> [Work to complete]: Repeat the entries that follow verbatim, without any of their pictures.

···

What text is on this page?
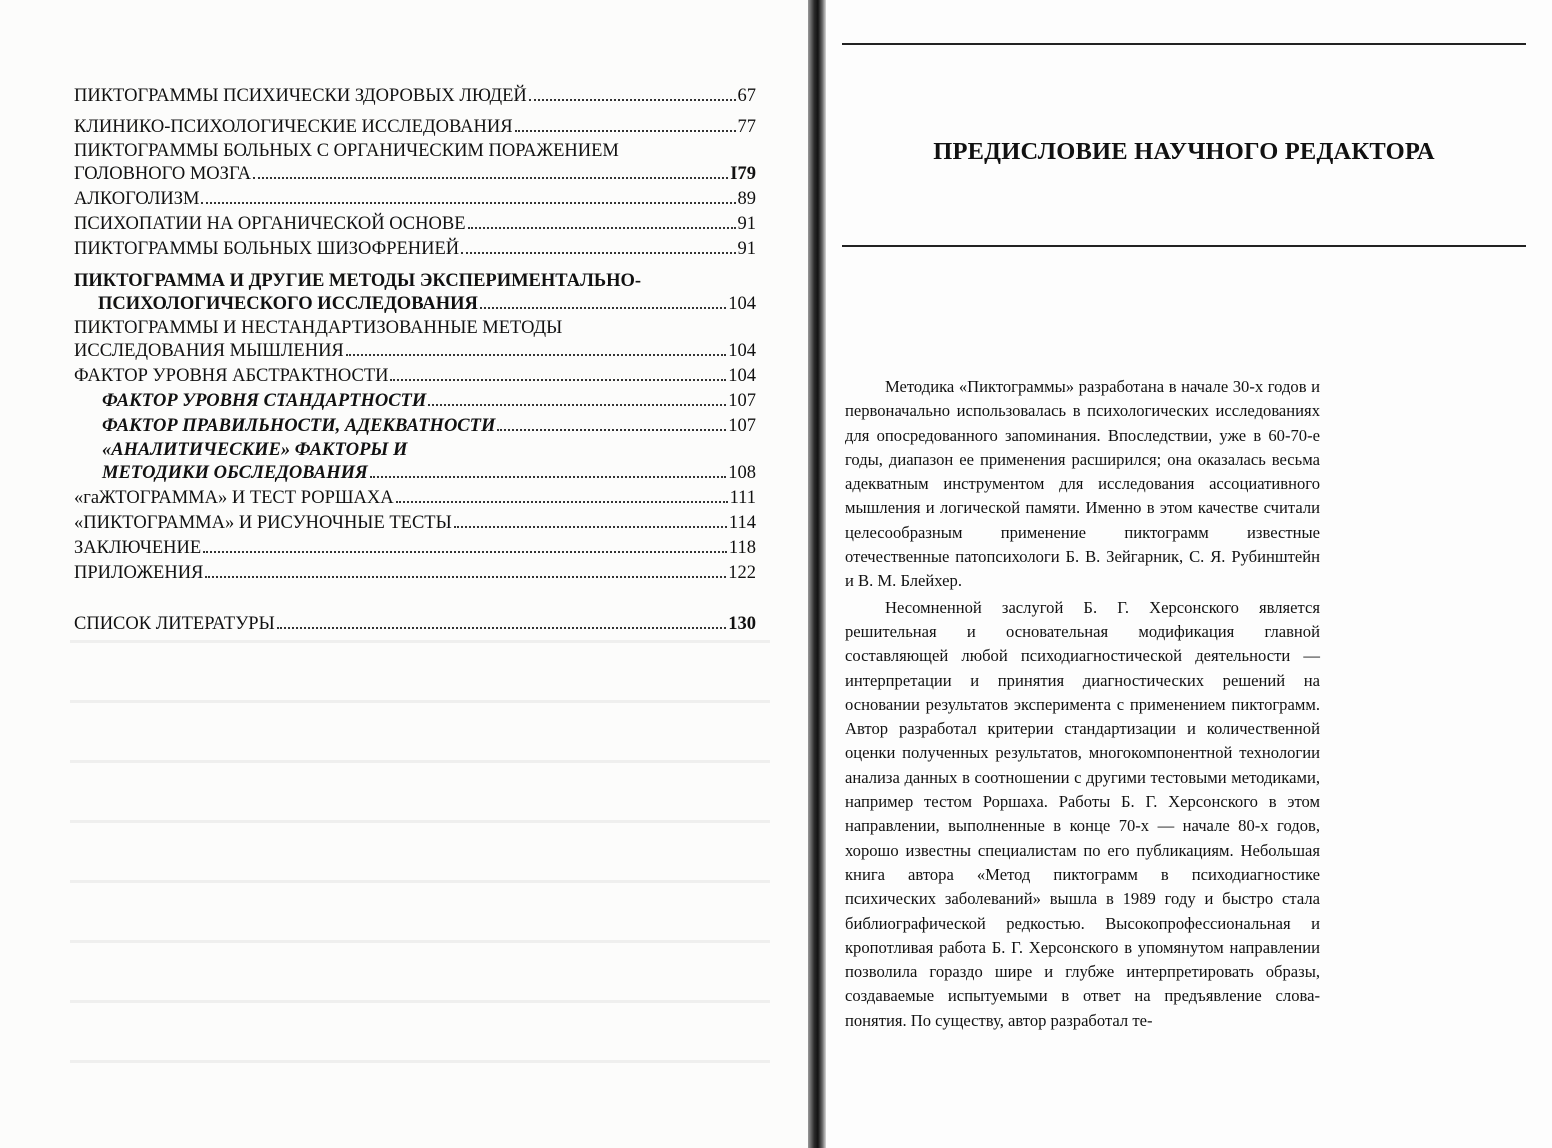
ПИКТОГРАММЫ ПСИХИЧЕСКИ ЗДОРОВЫХ ЛЮДЕЙ	67
КЛИНИКО-ПСИХОЛОГИЧЕСКИЕ ИССЛЕДОВАНИЯ	77
ПИКТОГРАММЫ БОЛЬНЫХ С ОРГАНИЧЕСКИМ ПОРАЖЕНИЕМ
ГОЛОВНОГО МОЗГА	І79
АЛКОГОЛИЗМ	89
ПСИХОПАТИИ НА ОРГАНИЧЕСКОЙ ОСНОВЕ	91
ПИКТОГРАММЫ БОЛЬНЫХ ШИЗОФРЕНИЕЙ	91
ПИКТОГРАММА И ДРУГИЕ МЕТОДЫ ЭКСПЕРИМЕНТАЛЬНО-
ПСИХОЛОГИЧЕСКОГО ИССЛЕДОВАНИЯ	104
ПИКТОГРАММЫ И НЕСТАНДАРТИЗОВАННЫЕ МЕТОДЫ
ИССЛЕДОВАНИЯ МЫШЛЕНИЯ	104
ФАКТОР УРОВНЯ АБСТРАКТНОСТИ	104
ФАКТОР УРОВНЯ СТАНДАРТНОСТИ	107
ФАКТОР ПРАВИЛЬНОСТИ, АДЕКВАТНОСТИ	107
«АНАЛИТИЧЕСКИЕ» ФАКТОРЫ И
МЕТОДИКИ ОБСЛЕДОВАНИЯ	108
«гаЖТОГРАММА» И ТЕСТ РОРШАХА	111
«ПИКТОГРАММА» И РИСУНОЧНЫЕ ТЕСТЫ	114
ЗАКЛЮЧЕНИЕ	118
ПРИЛОЖЕНИЯ	122
СПИСОК ЛИТЕРАТУРЫ	130
ПРЕДИСЛОВИЕ НАУЧНОГО РЕДАКТОРА

Методика «Пиктограммы» разработана в начале 30-х годов и первоначально использовалась в психологических исследованиях для опосредованного запоминания. Впоследствии, уже в 60-70-е годы, диапазон ее применения расширился; она оказалась весьма адекватным инструментом для исследования ассоциативного мышления и логической памяти. Именно в этом качестве считали целесообразным применение пиктограмм известные отечественные патопсихологи Б. В. Зейгарник, С. Я. Рубинштейн и В. М. Блейхер.

Несомненной заслугой Б. Г. Херсонского является решительная и основательная модификация главной составляющей любой психодиагностической деятельности — интерпретации и принятия диагностических решений на основании результатов эксперимента с применением пиктограмм. Автор разработал критерии стандартизации и количественной оценки полученных результатов, многокомпонентной технологии анализа данных в соотношении с другими тестовыми методиками, например тестом Роршаха. Работы Б. Г. Херсонского в этом направлении, выполненные в конце 70-х — начале 80-х годов, хорошо известны специалистам по его публикациям. Небольшая книга автора «Метод пиктограмм в психодиагностике психических заболеваний» вышла в 1989 году и быстро стала библиографической редкостью. Высокопрофессиональная и кропотливая работа Б. Г. Херсонского в упомянутом направлении позволила гораздо шире и глубже интерпретировать образы, создаваемые испытуемыми в ответ на предъявление слова-понятия. По существу, автор разработал те-
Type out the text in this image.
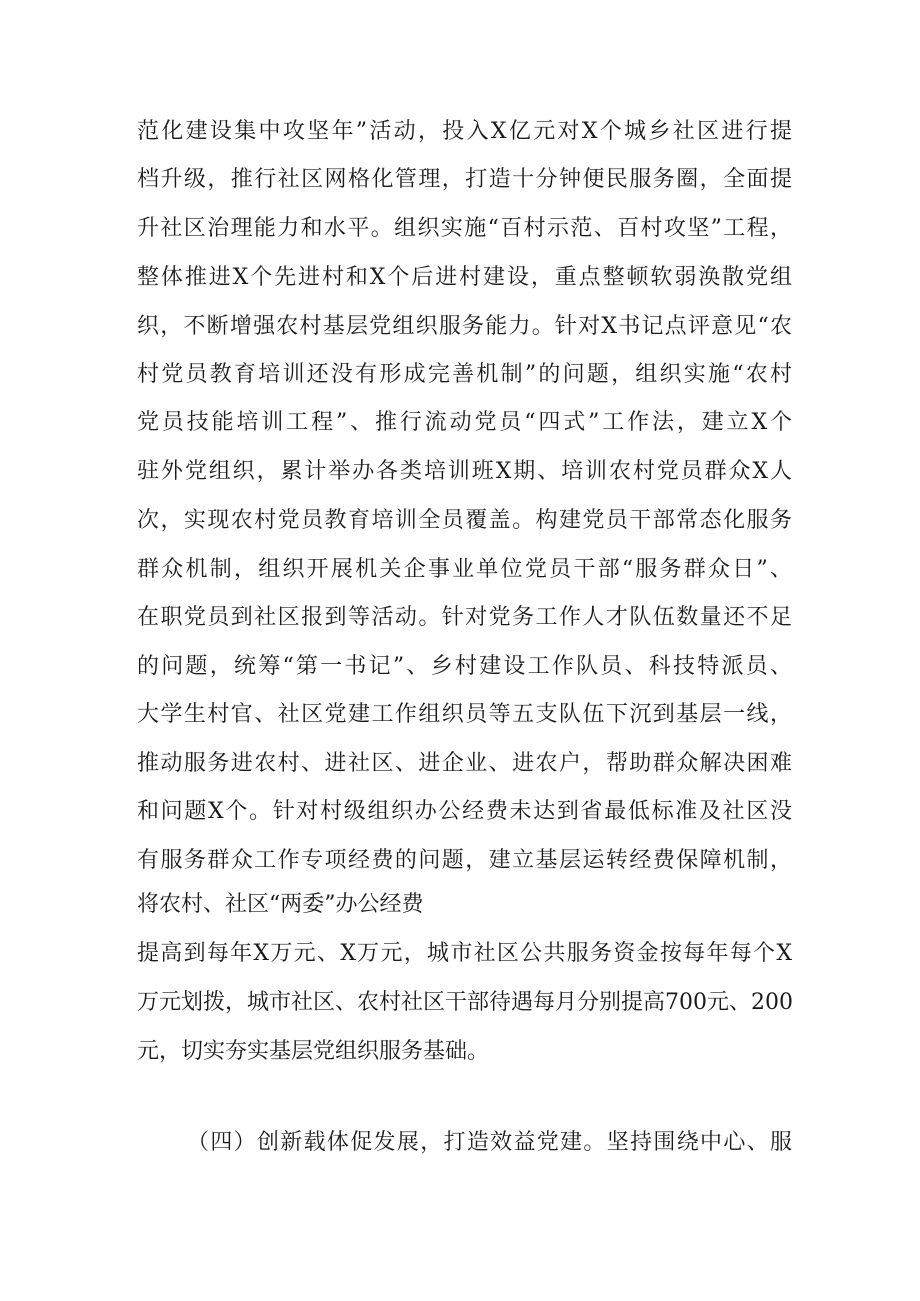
范化建设集中攻坚年”活动，投入X亿元对X个城乡社区进行提
档升级，推行社区网格化管理，打造十分钟便民服务圈，全面提
升社区治理能力和水平。组织实施“百村示范、百村攻坚”工程，
整体推进X个先进村和X个后进村建设，重点整顿软弱涣散党组
织，不断增强农村基层党组织服务能力。针对X书记点评意见“农
村党员教育培训还没有形成完善机制”的问题，组织实施“农村
党员技能培训工程”、推行流动党员“四式”工作法，建立X个
驻外党组织，累计举办各类培训班X期、培训农村党员群众X人
次，实现农村党员教育培训全员覆盖。构建党员干部常态化服务
群众机制，组织开展机关企事业单位党员干部“服务群众日”、
在职党员到社区报到等活动。针对党务工作人才队伍数量还不足
的问题，统筹“第一书记”、乡村建设工作队员、科技特派员、
大学生村官、社区党建工作组织员等五支队伍下沉到基层一线，
推动服务进农村、进社区、进企业、进农户，帮助群众解决困难
和问题X个。针对村级组织办公经费未达到省最低标准及社区没
有服务群众工作专项经费的问题，建立基层运转经费保障机制，
将农村、社区“两委”办公经费
提高到每年X万元、X万元，城市社区公共服务资金按每年每个X
万元划拨，城市社区、农村社区干部待遇每月分别提高700元、200
元，切实夯实基层党组织服务基础。
（四）创新载体促发展，打造效益党建。坚持围绕中心、服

···

> [Task response]:
What text is on this page?
ПИКТОГРАММЫ ПСИХИЧЕСКИ ЗДОРОВЫХ ЛЮДЕЙ	67
КЛИНИКО-ПСИХОЛОГИЧЕСКИЕ ИССЛЕДОВАНИЯ	77
ПИКТОГРАММЫ БОЛЬНЫХ С ОРГАНИЧЕСКИМ ПОРАЖЕНИЕМ
ГОЛОВНОГО МОЗГА	І79
АЛКОГОЛИЗМ	89
ПСИХОПАТИИ НА ОРГАНИЧЕСКОЙ ОСНОВЕ	91
ПИКТОГРАММЫ БОЛЬНЫХ ШИЗОФРЕНИЕЙ	91
ПИКТОГРАММА И ДРУГИЕ МЕТОДЫ ЭКСПЕРИМЕНТАЛЬНО-
ПСИХОЛОГИЧЕСКОГО ИССЛЕДОВАНИЯ	104
ПИКТОГРАММЫ И НЕСТАНДАРТИЗОВАННЫЕ МЕТОДЫ
ИССЛЕДОВАНИЯ МЫШЛЕНИЯ	104
ФАКТОР УРОВНЯ АБСТРАКТНОСТИ	104
ФАКТОР УРОВНЯ СТАНДАРТНОСТИ	107
ФАКТОР ПРАВИЛЬНОСТИ, АДЕКВАТНОСТИ	107
«АНАЛИТИЧЕСКИЕ» ФАКТОРЫ И
МЕТОДИКИ ОБСЛЕДОВАНИЯ	108
«гаЖТОГРАММА» И ТЕСТ РОРШАХА	111
«ПИКТОГРАММА» И РИСУНОЧНЫЕ ТЕСТЫ	114
ЗАКЛЮЧЕНИЕ	118
ПРИЛОЖЕНИЯ	122
СПИСОК ЛИТЕРАТУРЫ	130
ПРЕДИСЛОВИЕ НАУЧНОГО РЕДАКТОРА

Методика «Пиктограммы» разработана в начале 30-х годов и первоначально использовалась в психологических исследованиях для опосредованного запоминания. Впоследствии, уже в 60-70-е годы, диапазон ее применения расширился; она оказалась весьма адекватным инструментом для исследования ассоциативного мышления и логической памяти. Именно в этом качестве считали целесообразным применение пиктограмм известные отечественные патопсихологи Б. В. Зейгарник, С. Я. Рубинштейн и В. М. Блейхер.

Несомненной заслугой Б. Г. Херсонского является решительная и основательная модификация главной составляющей любой психодиагностической деятельности — интерпретации и принятия диагностических решений на основании результатов эксперимента с применением пиктограмм. Автор разработал критерии стандартизации и количественной оценки полученных результатов, многокомпонентной технологии анализа данных в соотношении с другими тестовыми методиками, например тестом Роршаха. Работы Б. Г. Херсонского в этом направлении, выполненные в конце 70-х — начале 80-х годов, хорошо известны специалистам по его публикациям. Небольшая книга автора «Метод пиктограмм в психодиагностике психических заболеваний» вышла в 1989 году и быстро стала библиографической редкостью. Высокопрофессиональная и кропотливая работа Б. Г. Херсонского в упомянутом направлении позволила гораздо шире и глубже интерпретировать образы, создаваемые испытуемыми в ответ на предъявление слова-понятия. По существу, автор разработал те-
Type out the text in this image.
范化建设集中攻坚年”活动，投入X亿元对X个城乡社区进行提
档升级，推行社区网格化管理，打造十分钟便民服务圈，全面提
升社区治理能力和水平。组织实施“百村示范、百村攻坚”工程，
整体推进X个先进村和X个后进村建设，重点整顿软弱涣散党组
织，不断增强农村基层党组织服务能力。针对X书记点评意见“农
村党员教育培训还没有形成完善机制”的问题，组织实施“农村
党员技能培训工程”、推行流动党员“四式”工作法，建立X个
驻外党组织，累计举办各类培训班X期、培训农村党员群众X人
次，实现农村党员教育培训全员覆盖。构建党员干部常态化服务
群众机制，组织开展机关企事业单位党员干部“服务群众日”、
在职党员到社区报到等活动。针对党务工作人才队伍数量还不足
的问题，统筹“第一书记”、乡村建设工作队员、科技特派员、
大学生村官、社区党建工作组织员等五支队伍下沉到基层一线，
推动服务进农村、进社区、进企业、进农户，帮助群众解决困难
和问题X个。针对村级组织办公经费未达到省最低标准及社区没
有服务群众工作专项经费的问题，建立基层运转经费保障机制，
将农村、社区“两委”办公经费
提高到每年X万元、X万元，城市社区公共服务资金按每年每个X
万元划拨，城市社区、农村社区干部待遇每月分别提高700元、200
元，切实夯实基层党组织服务基础。
（四）创新载体促发展，打造效益党建。坚持围绕中心、服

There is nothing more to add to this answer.